WHAT YOU ARE ASKED TO DO
The records that follow are to be repeated exactly, with the pictures removed.

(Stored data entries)
================
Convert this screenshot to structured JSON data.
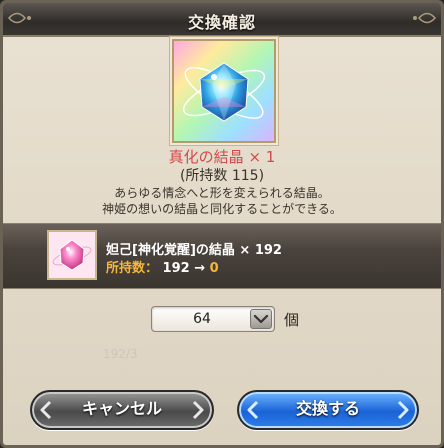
{
  "dialog": {
    "title": "交換確認"
  },
  "item": {
    "name": "真化の結晶 × 1",
    "owned": "(所持数 115)",
    "description_line1": "あらゆる情念へと形を変えられる結晶。",
    "description_line2": "神姫の想いの結晶と同化することができる。"
  },
  "cost": {
    "name": "妲己[神化覚醒]の結晶 × 192",
    "owned_label": "所持数：",
    "owned_before": "192",
    "arrow": "→",
    "owned_after": "0"
  },
  "quantity": {
    "value": "64",
    "unit": "個"
  },
  "background_text": "192/3",
  "buttons": {
    "cancel": "キャンセル",
    "exchange": "交換する"
  },
  "colors": {
    "accent_red": "#d44a4a",
    "accent_orange": "#f5b63b",
    "exchange_blue": "#1a63d6"
  },
  "icons": {
    "item": "rainbow-crystal-icon",
    "cost": "pink-crystal-icon",
    "dropdown": "chevron-down-icon"
  }
}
================
ANSWER TO THE TASK
Convert this screenshot to structured JSON data.
{
  "dialog": {
    "title": "交換確認"
  },
  "item": {
    "name": "真化の結晶 × 1",
    "owned": "(所持数 115)",
    "description_line1": "あらゆる情念へと形を変えられる結晶。",
    "description_line2": "神姫の想いの結晶と同化することができる。"
  },
  "cost": {
    "name": "妲己[神化覚醒]の結晶 × 192",
    "owned_label": "所持数：",
    "owned_before": "192",
    "arrow": "→",
    "owned_after": "0"
  },
  "quantity": {
    "value": "64",
    "unit": "個"
  },
  "background_text": "192/3",
  "buttons": {
    "cancel": "キャンセル",
    "exchange": "交換する"
  },
  "colors": {
    "accent_red": "#d44a4a",
    "accent_orange": "#f5b63b",
    "exchange_blue": "#1a63d6"
  },
  "icons": {
    "item": "rainbow-crystal-icon",
    "cost": "pink-crystal-icon",
    "dropdown": "chevron-down-icon"
  }
}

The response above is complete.